- _Written instruction_: Below is the data. Give it again, complete and exact.

Stored data entries
::::

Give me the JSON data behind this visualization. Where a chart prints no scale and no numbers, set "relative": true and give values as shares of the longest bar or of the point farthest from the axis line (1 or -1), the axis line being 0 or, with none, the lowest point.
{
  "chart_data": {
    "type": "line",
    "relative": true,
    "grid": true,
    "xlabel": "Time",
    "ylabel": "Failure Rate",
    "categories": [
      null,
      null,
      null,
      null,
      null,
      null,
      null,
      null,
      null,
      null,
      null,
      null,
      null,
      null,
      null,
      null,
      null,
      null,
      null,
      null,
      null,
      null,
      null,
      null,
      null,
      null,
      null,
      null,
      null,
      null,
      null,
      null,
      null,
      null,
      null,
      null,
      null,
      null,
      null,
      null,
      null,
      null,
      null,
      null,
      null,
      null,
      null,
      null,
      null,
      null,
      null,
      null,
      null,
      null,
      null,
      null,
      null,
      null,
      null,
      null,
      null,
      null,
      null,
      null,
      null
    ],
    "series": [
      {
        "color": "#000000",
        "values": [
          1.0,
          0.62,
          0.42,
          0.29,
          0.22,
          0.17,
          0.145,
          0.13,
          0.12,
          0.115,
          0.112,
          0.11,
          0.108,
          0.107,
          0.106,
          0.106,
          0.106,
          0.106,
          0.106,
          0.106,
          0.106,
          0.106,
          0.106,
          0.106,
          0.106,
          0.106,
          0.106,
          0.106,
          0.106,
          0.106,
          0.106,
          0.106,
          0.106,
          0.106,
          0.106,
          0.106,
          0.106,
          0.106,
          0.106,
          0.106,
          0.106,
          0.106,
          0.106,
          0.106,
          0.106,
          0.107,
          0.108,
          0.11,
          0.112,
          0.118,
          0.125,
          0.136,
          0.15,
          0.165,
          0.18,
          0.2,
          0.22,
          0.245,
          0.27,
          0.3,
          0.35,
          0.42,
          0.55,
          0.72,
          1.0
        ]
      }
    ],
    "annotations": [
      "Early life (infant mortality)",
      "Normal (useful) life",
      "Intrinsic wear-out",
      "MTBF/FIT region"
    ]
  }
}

::::

- _Solution for this problem_:
Give me the JSON data behind this visualization. Where a chart prints no scale and no numbers, set "relative": true and give values as shares of the longest bar or of the point farthest from the axis line (1 or -1), the axis line being 0 or, with none, the lowest point.
{
  "chart_data": {
    "type": "line",
    "relative": true,
    "grid": true,
    "xlabel": "Time",
    "ylabel": "Failure Rate",
    "categories": [
      null,
      null,
      null,
      null,
      null,
      null,
      null,
      null,
      null,
      null,
      null,
      null,
      null,
      null,
      null,
      null,
      null,
      null,
      null,
      null,
      null,
      null,
      null,
      null,
      null,
      null,
      null,
      null,
      null,
      null,
      null,
      null,
      null,
      null,
      null,
      null,
      null,
      null,
      null,
      null,
      null,
      null,
      null,
      null,
      null,
      null,
      null,
      null,
      null,
      null,
      null,
      null,
      null,
      null,
      null,
      null,
      null,
      null,
      null,
      null,
      null,
      null,
      null,
      null,
      null
    ],
    "series": [
      {
        "color": "#000000",
        "values": [
          1.0,
          0.62,
          0.42,
          0.29,
          0.22,
          0.17,
          0.145,
          0.13,
          0.12,
          0.115,
          0.112,
          0.11,
          0.108,
          0.107,
          0.106,
          0.106,
          0.106,
          0.106,
          0.106,
          0.106,
          0.106,
          0.106,
          0.106,
          0.106,
          0.106,
          0.106,
          0.106,
          0.106,
          0.106,
          0.106,
          0.106,
          0.106,
          0.106,
          0.106,
          0.106,
          0.106,
          0.106,
          0.106,
          0.106,
          0.106,
          0.106,
          0.106,
          0.106,
          0.106,
          0.106,
          0.107,
          0.108,
          0.11,
          0.112,
          0.118,
          0.125,
          0.136,
          0.15,
          0.165,
          0.18,
          0.2,
          0.22,
          0.245,
          0.27,
          0.3,
          0.35,
          0.42,
          0.55,
          0.72,
          1.0
        ]
      }
    ],
    "annotations": [
      "Early life (infant mortality)",
      "Normal (useful) life",
      "Intrinsic wear-out",
      "MTBF/FIT region"
    ]
  }
}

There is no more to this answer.